**Set exercise**: Without changing a character, return the entries, but not the images they hold.

Stored items:
== == ==

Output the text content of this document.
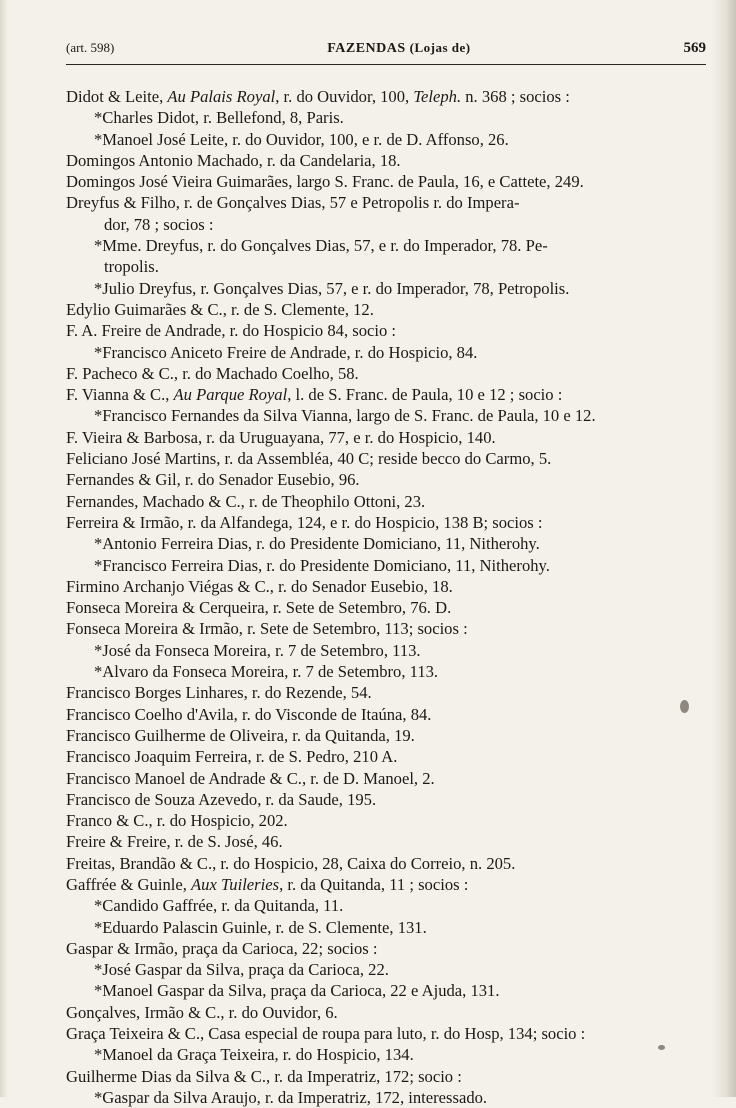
(art. 598)	FAZENDAS (Lojas de)	569
Didot & Leite, Au Palais Royal, r. do Ouvidor, 100, Teleph. n. 368 ; socios :
*Charles Didot, r. Bellefond, 8, Paris.
*Manoel José Leite, r. do Ouvidor, 100, e r. de D. Affonso, 26.
Domingos Antonio Machado, r. da Candelaria, 18.
Domingos José Vieira Guimarães, largo S. Franc. de Paula, 16, e Cattete, 249.
Dreyfus & Filho, r. de Gonçalves Dias, 57 e Petropolis r. do Impera-
dor, 78 ; socios :
*Mme. Dreyfus, r. do Gonçalves Dias, 57, e r. do Imperador, 78. Pe-
tropolis.
*Julio Dreyfus, r. Gonçalves Dias, 57, e r. do Imperador, 78, Petropolis.
Edylio Guimarães & C., r. de S. Clemente, 12.
F. A. Freire de Andrade, r. do Hospicio 84, socio :
*Francisco Aniceto Freire de Andrade, r. do Hospicio, 84.
F. Pacheco & C., r. do Machado Coelho, 58.
F. Vianna & C., Au Parque Royal, l. de S. Franc. de Paula, 10 e 12 ; socio :
*Francisco Fernandes da Silva Vianna, largo de S. Franc. de Paula, 10 e 12.
F. Vieira & Barbosa, r. da Uruguayana, 77, e r. do Hospicio, 140.
Feliciano José Martins, r. da Assembléa, 40 C; reside becco do Carmo, 5.
Fernandes & Gil, r. do Senador Eusebio, 96.
Fernandes, Machado & C., r. de Theophilo Ottoni, 23.
Ferreira & Irmão, r. da Alfandega, 124, e r. do Hospicio, 138 B; socios :
*Antonio Ferreira Dias, r. do Presidente Domiciano, 11, Nitherohy.
*Francisco Ferreira Dias, r. do Presidente Domiciano, 11, Nitherohy.
Firmino Archanjo Viégas & C., r. do Senador Eusebio, 18.
Fonseca Moreira & Cerqueira, r. Sete de Setembro, 76. D.
Fonseca Moreira & Irmão, r. Sete de Setembro, 113; socios :
*José da Fonseca Moreira, r. 7 de Setembro, 113.
*Alvaro da Fonseca Moreira, r. 7 de Setembro, 113.
Francisco Borges Linhares, r. do Rezende, 54.
Francisco Coelho d'Avila, r. do Visconde de Itaúna, 84.
Francisco Guilherme de Oliveira, r. da Quitanda, 19.
Francisco Joaquim Ferreira, r. de S. Pedro, 210 A.
Francisco Manoel de Andrade & C., r. de D. Manoel, 2.
Francisco de Souza Azevedo, r. da Saude, 195.
Franco & C., r. do Hospicio, 202.
Freire & Freire, r. de S. José, 46.
Freitas, Brandão & C., r. do Hospicio, 28, Caixa do Correio, n. 205.
Gaffrée & Guinle, Aux Tuileries, r. da Quitanda, 11 ; socios :
*Candido Gaffrée, r. da Quitanda, 11.
*Eduardo Palascin Guinle, r. de S. Clemente, 131.
Gaspar & Irmão, praça da Carioca, 22; socios :
*José Gaspar da Silva, praça da Carioca, 22.
*Manoel Gaspar da Silva, praça da Carioca, 22 e Ajuda, 131.
Gonçalves, Irmão & C., r. do Ouvidor, 6.
Graça Teixeira & C., Casa especial de roupa para luto, r. do Hosp, 134; socio :
*Manoel da Graça Teixeira, r. do Hospicio, 134.
Guilherme Dias da Silva & C., r. da Imperatriz, 172; socio :
*Gaspar da Silva Araujo, r. da Imperatriz, 172, interessado.
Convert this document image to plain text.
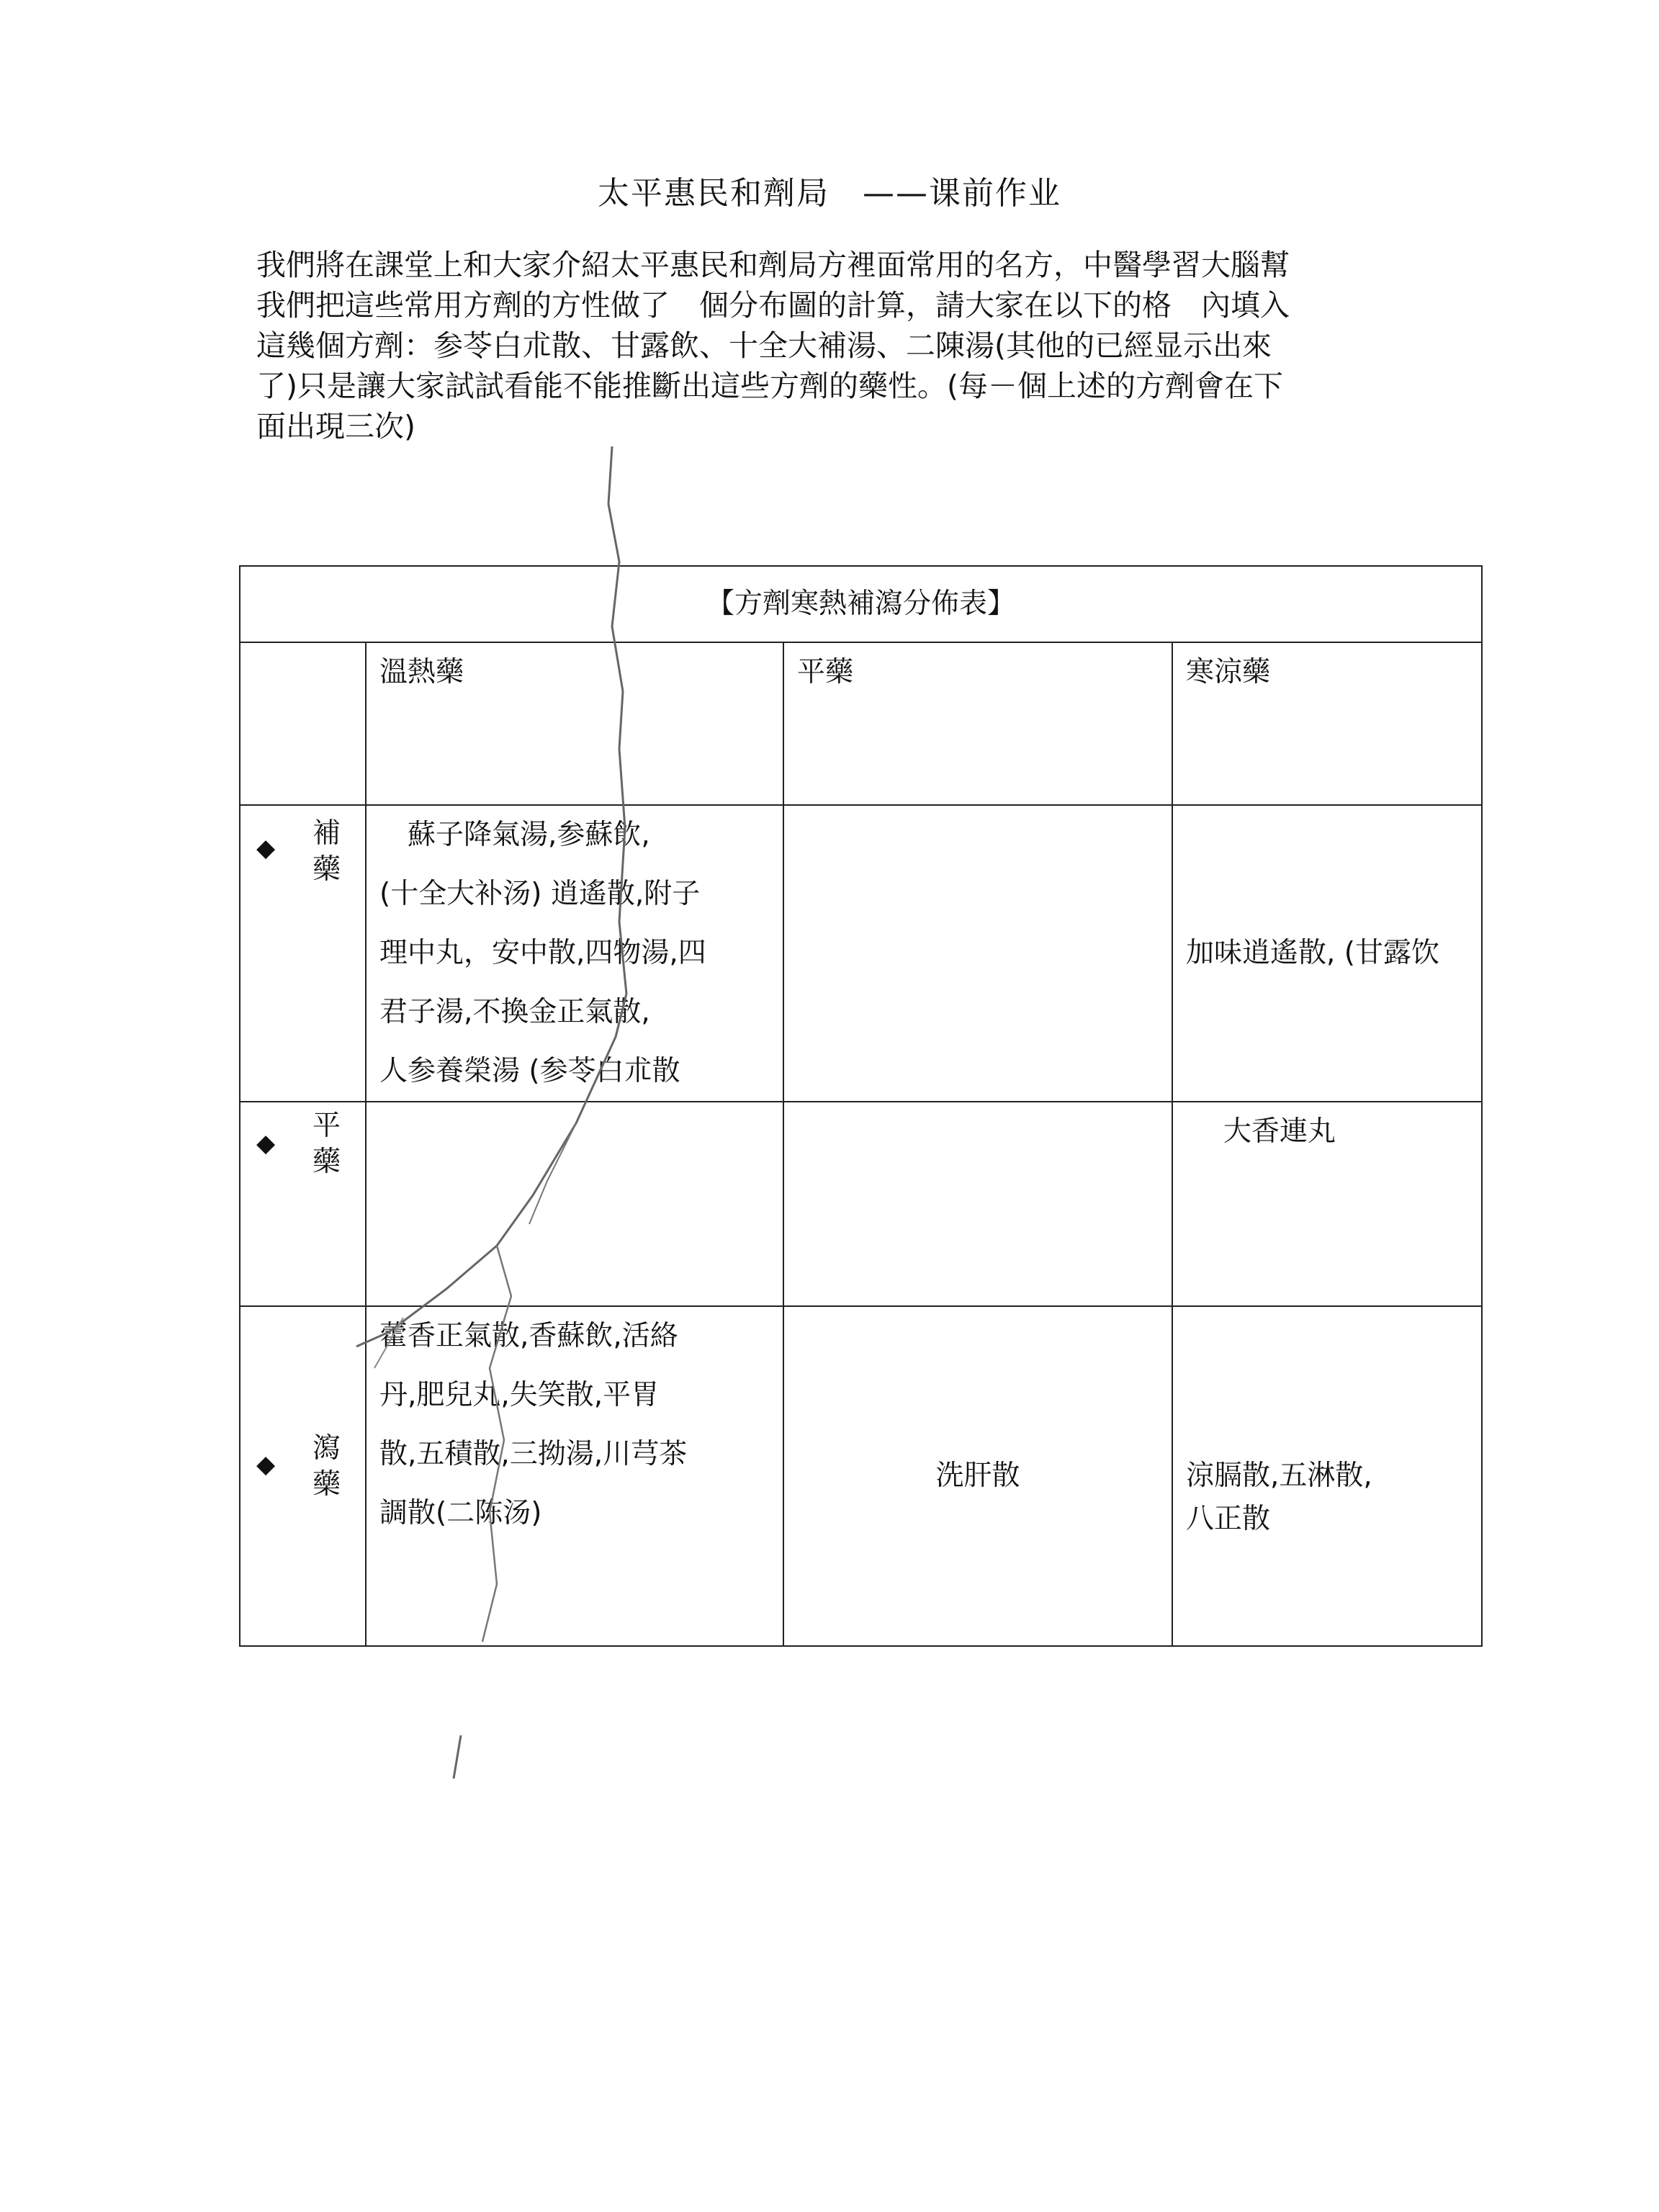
太平惠民和劑局　——课前作业

我們將在課堂上和大家介紹太平惠民和劑局方裡面常用的名方，中醫學習大腦幫

我們把這些常用方劑的方性做了　個分布圖的計算，請大家在以下的格　內填入

這幾個方劑：参苓白朮散、甘露飲、十全大補湯、二陳湯(其他的已經显示出來

了)只是讓大家試試看能不能推斷出這些方劑的藥性。(每－個上述的方劑會在下

面出現三次)

【方劑寒熱補瀉分佈表】			
	溫熱藥	平藥	寒涼藥

◆ 補藥	　蘇子降氣湯,参蘇飲,
(十全大补汤) 逍遙散,附子
理中丸，安中散,四物湯,四
君子湯,不換金正氣散,
人参養榮湯 (参苓白朮散		加味逍遙散, (甘露饮

◆
平藥			大香連丸

◆ 瀉藥	藿香正氣散,香蘇飲,活絡
丹,肥兒丸,失笑散,平胃
散,五積散,三拗湯,川芎茶
調散(二陈汤)	洗肝散	涼膈散,五淋散,
八正散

== == ==

**Solution**:
Output the text content of this document.
(art. 598)	FAZENDAS (Lojas de)	569
Didot & Leite, Au Palais Royal, r. do Ouvidor, 100, Teleph. n. 368 ; socios :
*Charles Didot, r. Bellefond, 8, Paris.
*Manoel José Leite, r. do Ouvidor, 100, e r. de D. Affonso, 26.
Domingos Antonio Machado, r. da Candelaria, 18.
Domingos José Vieira Guimarães, largo S. Franc. de Paula, 16, e Cattete, 249.
Dreyfus & Filho, r. de Gonçalves Dias, 57 e Petropolis r. do Impera-
dor, 78 ; socios :
*Mme. Dreyfus, r. do Gonçalves Dias, 57, e r. do Imperador, 78. Pe-
tropolis.
*Julio Dreyfus, r. Gonçalves Dias, 57, e r. do Imperador, 78, Petropolis.
Edylio Guimarães & C., r. de S. Clemente, 12.
F. A. Freire de Andrade, r. do Hospicio 84, socio :
*Francisco Aniceto Freire de Andrade, r. do Hospicio, 84.
F. Pacheco & C., r. do Machado Coelho, 58.
F. Vianna & C., Au Parque Royal, l. de S. Franc. de Paula, 10 e 12 ; socio :
*Francisco Fernandes da Silva Vianna, largo de S. Franc. de Paula, 10 e 12.
F. Vieira & Barbosa, r. da Uruguayana, 77, e r. do Hospicio, 140.
Feliciano José Martins, r. da Assembléa, 40 C; reside becco do Carmo, 5.
Fernandes & Gil, r. do Senador Eusebio, 96.
Fernandes, Machado & C., r. de Theophilo Ottoni, 23.
Ferreira & Irmão, r. da Alfandega, 124, e r. do Hospicio, 138 B; socios :
*Antonio Ferreira Dias, r. do Presidente Domiciano, 11, Nitherohy.
*Francisco Ferreira Dias, r. do Presidente Domiciano, 11, Nitherohy.
Firmino Archanjo Viégas & C., r. do Senador Eusebio, 18.
Fonseca Moreira & Cerqueira, r. Sete de Setembro, 76. D.
Fonseca Moreira & Irmão, r. Sete de Setembro, 113; socios :
*José da Fonseca Moreira, r. 7 de Setembro, 113.
*Alvaro da Fonseca Moreira, r. 7 de Setembro, 113.
Francisco Borges Linhares, r. do Rezende, 54.
Francisco Coelho d'Avila, r. do Visconde de Itaúna, 84.
Francisco Guilherme de Oliveira, r. da Quitanda, 19.
Francisco Joaquim Ferreira, r. de S. Pedro, 210 A.
Francisco Manoel de Andrade & C., r. de D. Manoel, 2.
Francisco de Souza Azevedo, r. da Saude, 195.
Franco & C., r. do Hospicio, 202.
Freire & Freire, r. de S. José, 46.
Freitas, Brandão & C., r. do Hospicio, 28, Caixa do Correio, n. 205.
Gaffrée & Guinle, Aux Tuileries, r. da Quitanda, 11 ; socios :
*Candido Gaffrée, r. da Quitanda, 11.
*Eduardo Palascin Guinle, r. de S. Clemente, 131.
Gaspar & Irmão, praça da Carioca, 22; socios :
*José Gaspar da Silva, praça da Carioca, 22.
*Manoel Gaspar da Silva, praça da Carioca, 22 e Ajuda, 131.
Gonçalves, Irmão & C., r. do Ouvidor, 6.
Graça Teixeira & C., Casa especial de roupa para luto, r. do Hosp, 134; socio :
*Manoel da Graça Teixeira, r. do Hospicio, 134.
Guilherme Dias da Silva & C., r. da Imperatriz, 172; socio :
*Gaspar da Silva Araujo, r. da Imperatriz, 172, interessado.
Convert this document image to plain text.
太平惠民和劑局　——课前作业

我們將在課堂上和大家介紹太平惠民和劑局方裡面常用的名方，中醫學習大腦幫

我們把這些常用方劑的方性做了　個分布圖的計算，請大家在以下的格　內填入

這幾個方劑：参苓白朮散、甘露飲、十全大補湯、二陳湯(其他的已經显示出來

了)只是讓大家試試看能不能推斷出這些方劑的藥性。(每－個上述的方劑會在下

面出現三次)

【方劑寒熱補瀉分佈表】			
	溫熱藥	平藥	寒涼藥

◆ 補藥	　蘇子降氣湯,参蘇飲,
(十全大补汤) 逍遙散,附子
理中丸，安中散,四物湯,四
君子湯,不換金正氣散,
人参養榮湯 (参苓白朮散		加味逍遙散, (甘露饮

◆
平藥			大香連丸

◆ 瀉藥	藿香正氣散,香蘇飲,活絡
丹,肥兒丸,失笑散,平胃
散,五積散,三拗湯,川芎茶
調散(二陈汤)	洗肝散	涼膈散,五淋散,
八正散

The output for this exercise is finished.